## Problem to work on
Below are the entries; count the lines in them that contain the word "restent" and give only the number.

## Rows from a dataset

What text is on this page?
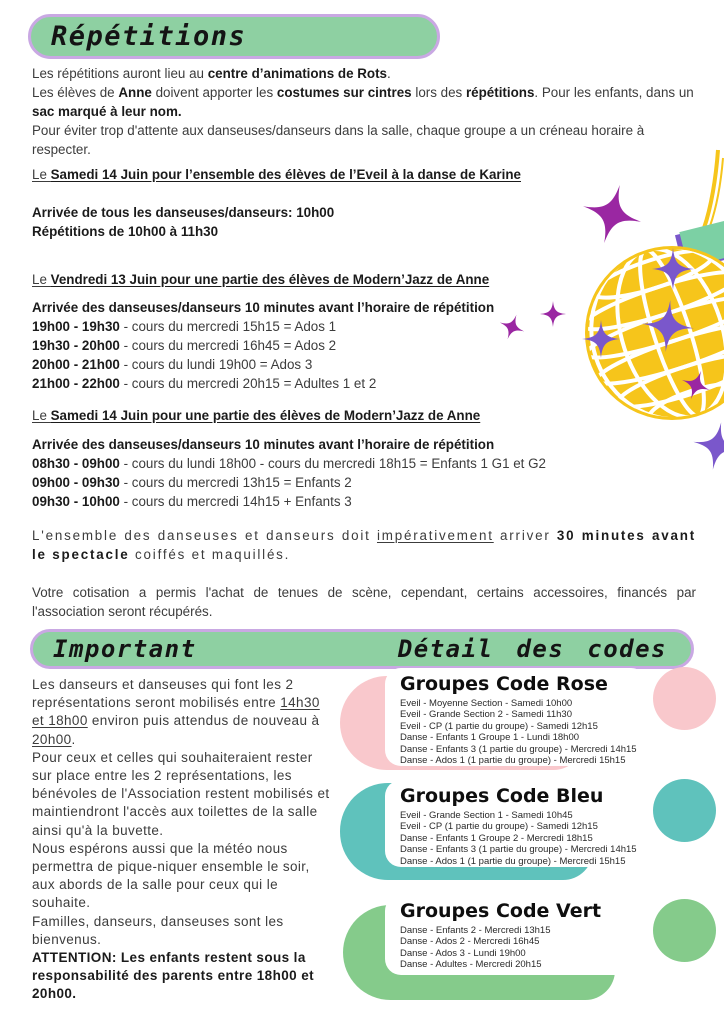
Répétitions

Les répétitions auront lieu au centre d’animations de Rots.

Les élèves de Anne doivent apporter les costumes sur cintres lors des répétitions. Pour les enfants, dans un sac marqué à leur nom.

Pour éviter trop d'attente aux danseuses/danseurs dans la salle, chaque groupe a un créneau horaire à respecter.

Le Samedi 14 Juin pour l’ensemble des élèves de l’Eveil à la danse de Karine

Arrivée de tous les danseuses/danseurs: 10h00

Répétitions de 10h00 à 11h30

Le Vendredi 13 Juin pour une partie des élèves de Modern’Jazz de Anne

Arrivée des danseuses/danseurs 10 minutes avant l’horaire de répétition

19h00 - 19h30 - cours du mercredi 15h15 = Ados 1

19h30 - 20h00 - cours du mercredi 16h45 = Ados 2

20h00 - 21h00 - cours du lundi 19h00 = Ados 3

21h00 - 22h00 - cours du mercredi 20h15 = Adultes 1 et 2

Le Samedi 14 Juin pour une partie des élèves de Modern’Jazz de Anne

Arrivée des danseuses/danseurs 10 minutes avant l’horaire de répétition

08h30 - 09h00 - cours du lundi 18h00 - cours du mercredi 18h15 = Enfants 1 G1 et G2

09h00 - 09h30 - cours du mercredi 13h15 = Enfants 2

09h30 - 10h00 - cours du mercredi 14h15 + Enfants 3

L'ensemble des danseuses et danseurs doit impérativement arriver 30 minutes avant le spectacle coiffés et maquillés.

Votre cotisation a permis l'achat de tenues de scène, cependant, certains accessoires, financés par l'association seront récupérés.

Important	Détail des codes

Les danseurs et danseuses qui font les 2 représentations seront mobilisés entre 14h30 et 18h00 environ puis attendus de nouveau à 20h00.

Pour ceux et celles qui souhaiteraient rester sur place entre les 2 représentations, les bénévoles de l'Association restent mobilisés et maintiendront l'accès aux toilettes de la salle ainsi qu'à la buvette.

Nous espérons aussi que la météo nous permettra de pique-niquer ensemble le soir, aux abords de la salle pour ceux qui le souhaite.

Familles, danseurs, danseuses sont les bienvenus.

ATTENTION: Les enfants restent sous la responsabilité des parents entre 18h00 et 20h00.

Groupes Code Rose
Eveil - Moyenne Section - Samedi 10h00
Eveil - Grande Section 2 - Samedi 11h30
Eveil - CP (1 partie du groupe) - Samedi 12h15
Danse - Enfants 1 Groupe 1 - Lundi 18h00
Danse - Enfants 3 (1 partie du groupe) - Mercredi 14h15
Danse - Ados 1 (1 partie du groupe) - Mercredi 15h15
Groupes Code Bleu
Eveil - Grande Section 1 - Samedi 10h45
Eveil - CP (1 partie du groupe) - Samedi 12h15
Danse - Enfants 1 Groupe 2 - Mercredi 18h15
Danse - Enfants 3 (1 partie du groupe) - Mercredi 14h15
Danse - Ados 1 (1 partie du groupe) - Mercredi 15h15
Groupes Code Vert
Danse - Enfants 2 - Mercredi 13h15
Danse - Ados 2 - Mercredi 16h45
Danse - Ados 3 - Lundi 19h00
Danse - Adultes - Mercredi 20h15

## Answer to the exercise
2